Stored data
=-=-=-=-=
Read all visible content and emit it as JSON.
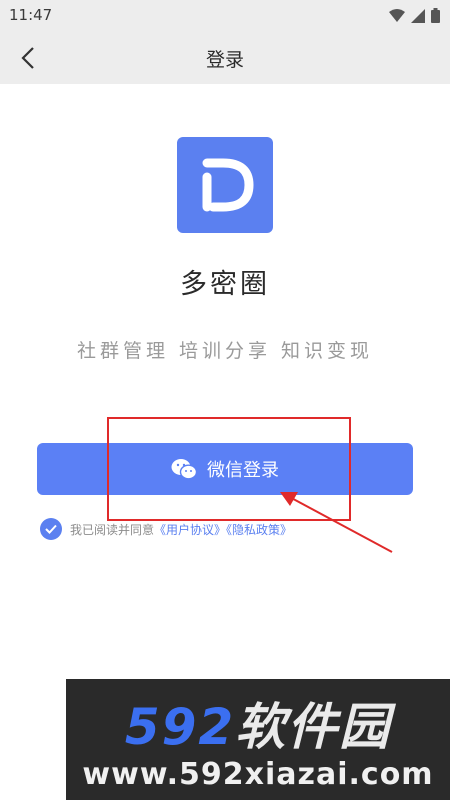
{
  "status_bar": {
    "time": "11:47"
  },
  "nav": {
    "title": "登录"
  },
  "app": {
    "name": "多密圈",
    "slogan": "社群管理 培训分享 知识变现"
  },
  "login": {
    "wechat_label": "微信登录"
  },
  "agreement": {
    "prefix": "我已阅读并同意",
    "user_agreement": "《用户协议》",
    "privacy_policy": "《隐私政策》"
  },
  "watermark": {
    "brand_number": "592",
    "brand_text": "软件园",
    "url": "www.592xiazai.com"
  },
  "colors": {
    "accent": "#5b80f5",
    "annotation": "#e02a2a"
  }
}
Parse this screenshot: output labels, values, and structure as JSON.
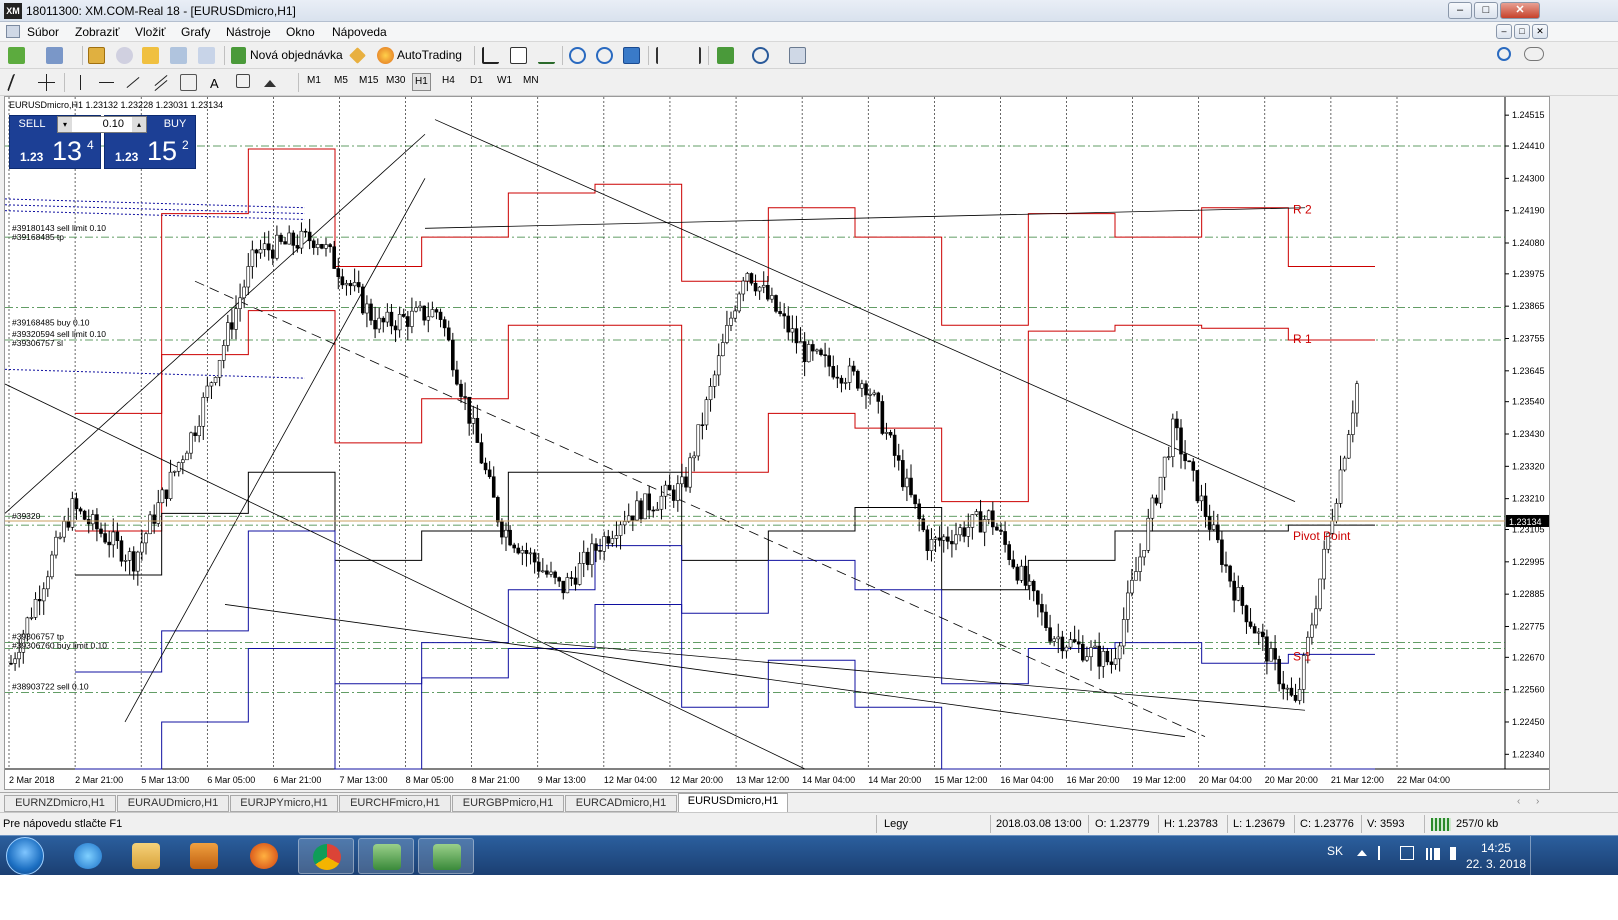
{
  "window": {
    "title": "18011300: XM.COM-Real 18 - [EURUSDmicro,H1]",
    "logo": "XM",
    "buttons": [
      "–",
      "□",
      "✕"
    ]
  },
  "menu": {
    "items": [
      "Súbor",
      "Zobraziť",
      "Vložiť",
      "Grafy",
      "Nástroje",
      "Okno",
      "Nápoveda"
    ]
  },
  "toolbar1": {
    "new_order": "Nová objednávka",
    "autotrading": "AutoTrading"
  },
  "toolbar2": {
    "timeframes": [
      "M1",
      "M5",
      "M15",
      "M30",
      "H1",
      "H4",
      "D1",
      "W1",
      "MN"
    ],
    "active_timeframe": "H1",
    "text_tool": "A"
  },
  "chart": {
    "symbol_label": "EURUSDmicro,H1  1.23132 1.23228 1.23031 1.23134",
    "one_click": {
      "sell_label": "SELL",
      "buy_label": "BUY",
      "volume": "0.10",
      "sell_price_small": "1.23",
      "sell_price_big": "13",
      "sell_price_sup": "4",
      "buy_price_small": "1.23",
      "buy_price_big": "15",
      "buy_price_sup": "2"
    },
    "pivot_labels": {
      "r2": "R 2",
      "r1": "R 1",
      "pp": "Pivot Point",
      "s1": "S 1"
    },
    "order_labels": [
      "#39180143 sell limit 0.10",
      "#39168485 tp",
      "#39168485 buy 0.10",
      "#39320594 sell limit 0.10",
      "#39306757 sl",
      "#39320",
      "#39306757 tp",
      "#39306760 buy limit 0.10",
      "#38903722 sell 0.10"
    ],
    "current_price": "1.23134",
    "colors": {
      "up": "#cc0000",
      "down": "#1010a0",
      "neutral": "#000000",
      "grid_green": "#2e7d32",
      "price_tag": "#000000"
    }
  },
  "chart_data": {
    "type": "line",
    "title": "",
    "xlabel": "",
    "ylabel": "",
    "y_ticks": [
      "1.24515",
      "1.24410",
      "1.24300",
      "1.24190",
      "1.24080",
      "1.23975",
      "1.23865",
      "1.23755",
      "1.23645",
      "1.23540",
      "1.23430",
      "1.23320",
      "1.23210",
      "1.23105",
      "1.22995",
      "1.22885",
      "1.22775",
      "1.22670",
      "1.22560",
      "1.22450",
      "1.22340"
    ],
    "x_ticks": [
      "2 Mar 2018",
      "2 Mar 21:00",
      "5 Mar 13:00",
      "6 Mar 05:00",
      "6 Mar 21:00",
      "7 Mar 13:00",
      "8 Mar 05:00",
      "8 Mar 21:00",
      "9 Mar 13:00",
      "12 Mar 04:00",
      "12 Mar 20:00",
      "13 Mar 12:00",
      "14 Mar 04:00",
      "14 Mar 20:00",
      "15 Mar 12:00",
      "16 Mar 04:00",
      "16 Mar 20:00",
      "19 Mar 12:00",
      "20 Mar 04:00",
      "20 Mar 20:00",
      "21 Mar 12:00",
      "22 Mar 04:00"
    ],
    "ylim": [
      1.2229,
      1.2457
    ],
    "series": [
      {
        "name": "",
        "x": [
          0,
          1,
          2,
          3,
          4,
          5,
          6,
          7,
          8,
          9,
          10,
          11,
          12,
          13,
          14,
          15,
          16,
          17,
          18,
          19,
          20,
          21,
          22
        ],
        "values": [
          1.2265,
          1.2318,
          1.23,
          1.2345,
          1.2405,
          1.241,
          1.238,
          1.2385,
          1.2312,
          1.229,
          1.2315,
          1.2325,
          1.24,
          1.237,
          1.236,
          1.2305,
          1.2315,
          1.2275,
          1.2265,
          1.2345,
          1.229,
          1.225,
          1.236
        ]
      }
    ]
  },
  "tabs": {
    "items": [
      "EURNZDmicro,H1",
      "EURAUDmicro,H1",
      "EURJPYmicro,H1",
      "EURCHFmicro,H1",
      "EURGBPmicro,H1",
      "EURCADmicro,H1",
      "EURUSDmicro,H1"
    ],
    "active": "EURUSDmicro,H1"
  },
  "status": {
    "help": "Pre nápovedu stlačte F1",
    "profile": "Legy",
    "datetime": "2018.03.08 13:00",
    "open": "O: 1.23779",
    "high": "H: 1.23783",
    "low": "L: 1.23679",
    "close": "C: 1.23776",
    "volume": "V: 3593",
    "traffic": "257/0 kb"
  },
  "taskbar": {
    "lang": "SK",
    "time": "14:25",
    "date": "22. 3. 2018"
  }
}
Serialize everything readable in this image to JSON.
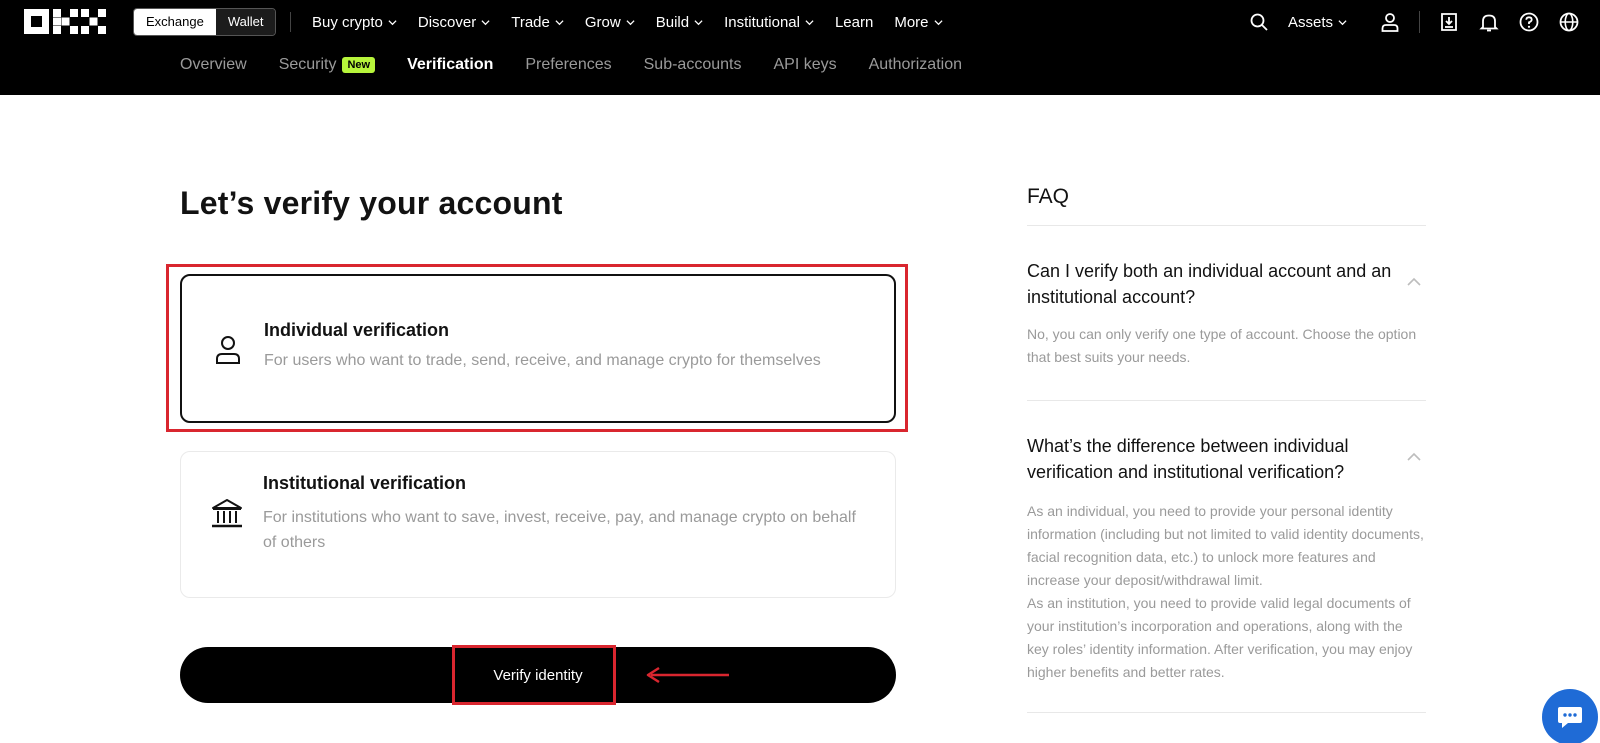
=-=-=-=-=
### Objective
Each line of the data is to be duplicated exactly; pictures stay out of the copy.

### Solved exercise
Read all visible content and emit it as JSON.
{
  "status_bar": {
    "time": "11:47"
  },
  "nav": {
    "title": "登录"
  },
  "app": {
    "name": "多密圈",
    "slogan": "社群管理 培训分享 知识变现"
  },
  "login": {
    "wechat_label": "微信登录"
  },
  "agreement": {
    "prefix": "我已阅读并同意",
    "user_agreement": "《用户协议》",
    "privacy_policy": "《隐私政策》"
  },
  "watermark": {
    "brand_number": "592",
    "brand_text": "软件园",
    "url": "www.592xiazai.com"
  },
  "colors": {
    "accent": "#5b80f5",
    "annotation": "#e02a2a"
  }
}
Parse this screenshot: output labels, values, and structure as JSON.
{
  "window": {
    "title": "18011300: XM.COM-Real 18 - [EURUSDmicro,H1]",
    "logo": "XM",
    "buttons": [
      "–",
      "□",
      "✕"
    ]
  },
  "menu": {
    "items": [
      "Súbor",
      "Zobraziť",
      "Vložiť",
      "Grafy",
      "Nástroje",
      "Okno",
      "Nápoveda"
    ]
  },
  "toolbar1": {
    "new_order": "Nová objednávka",
    "autotrading": "AutoTrading"
  },
  "toolbar2": {
    "timeframes": [
      "M1",
      "M5",
      "M15",
      "M30",
      "H1",
      "H4",
      "D1",
      "W1",
      "MN"
    ],
    "active_timeframe": "H1",
    "text_tool": "A"
  },
  "chart": {
    "symbol_label": "EURUSDmicro,H1  1.23132 1.23228 1.23031 1.23134",
    "one_click": {
      "sell_label": "SELL",
      "buy_label": "BUY",
      "volume": "0.10",
      "sell_price_small": "1.23",
      "sell_price_big": "13",
      "sell_price_sup": "4",
      "buy_price_small": "1.23",
      "buy_price_big": "15",
      "buy_price_sup": "2"
    },
    "pivot_labels": {
      "r2": "R 2",
      "r1": "R 1",
      "pp": "Pivot Point",
      "s1": "S 1"
    },
    "order_labels": [
      "#39180143 sell limit 0.10",
      "#39168485 tp",
      "#39168485 buy 0.10",
      "#39320594 sell limit 0.10",
      "#39306757 sl",
      "#39320",
      "#39306757 tp",
      "#39306760 buy limit 0.10",
      "#38903722 sell 0.10"
    ],
    "current_price": "1.23134",
    "colors": {
      "up": "#cc0000",
      "down": "#1010a0",
      "neutral": "#000000",
      "grid_green": "#2e7d32",
      "price_tag": "#000000"
    }
  },
  "chart_data": {
    "type": "line",
    "title": "",
    "xlabel": "",
    "ylabel": "",
    "y_ticks": [
      "1.24515",
      "1.24410",
      "1.24300",
      "1.24190",
      "1.24080",
      "1.23975",
      "1.23865",
      "1.23755",
      "1.23645",
      "1.23540",
      "1.23430",
      "1.23320",
      "1.23210",
      "1.23105",
      "1.22995",
      "1.22885",
      "1.22775",
      "1.22670",
      "1.22560",
      "1.22450",
      "1.22340"
    ],
    "x_ticks": [
      "2 Mar 2018",
      "2 Mar 21:00",
      "5 Mar 13:00",
      "6 Mar 05:00",
      "6 Mar 21:00",
      "7 Mar 13:00",
      "8 Mar 05:00",
      "8 Mar 21:00",
      "9 Mar 13:00",
      "12 Mar 04:00",
      "12 Mar 20:00",
      "13 Mar 12:00",
      "14 Mar 04:00",
      "14 Mar 20:00",
      "15 Mar 12:00",
      "16 Mar 04:00",
      "16 Mar 20:00",
      "19 Mar 12:00",
      "20 Mar 04:00",
      "20 Mar 20:00",
      "21 Mar 12:00",
      "22 Mar 04:00"
    ],
    "ylim": [
      1.2229,
      1.2457
    ],
    "series": [
      {
        "name": "",
        "x": [
          0,
          1,
          2,
          3,
          4,
          5,
          6,
          7,
          8,
          9,
          10,
          11,
          12,
          13,
          14,
          15,
          16,
          17,
          18,
          19,
          20,
          21,
          22
        ],
        "values": [
          1.2265,
          1.2318,
          1.23,
          1.2345,
          1.2405,
          1.241,
          1.238,
          1.2385,
          1.2312,
          1.229,
          1.2315,
          1.2325,
          1.24,
          1.237,
          1.236,
          1.2305,
          1.2315,
          1.2275,
          1.2265,
          1.2345,
          1.229,
          1.225,
          1.236
        ]
      }
    ]
  },
  "tabs": {
    "items": [
      "EURNZDmicro,H1",
      "EURAUDmicro,H1",
      "EURJPYmicro,H1",
      "EURCHFmicro,H1",
      "EURGBPmicro,H1",
      "EURCADmicro,H1",
      "EURUSDmicro,H1"
    ],
    "active": "EURUSDmicro,H1"
  },
  "status": {
    "help": "Pre nápovedu stlačte F1",
    "profile": "Legy",
    "datetime": "2018.03.08 13:00",
    "open": "O: 1.23779",
    "high": "H: 1.23783",
    "low": "L: 1.23679",
    "close": "C: 1.23776",
    "volume": "V: 3593",
    "traffic": "257/0 kb"
  },
  "taskbar": {
    "lang": "SK",
    "time": "14:25",
    "date": "22. 3. 2018"
  }
}
Serialize everything readable in this image to JSON.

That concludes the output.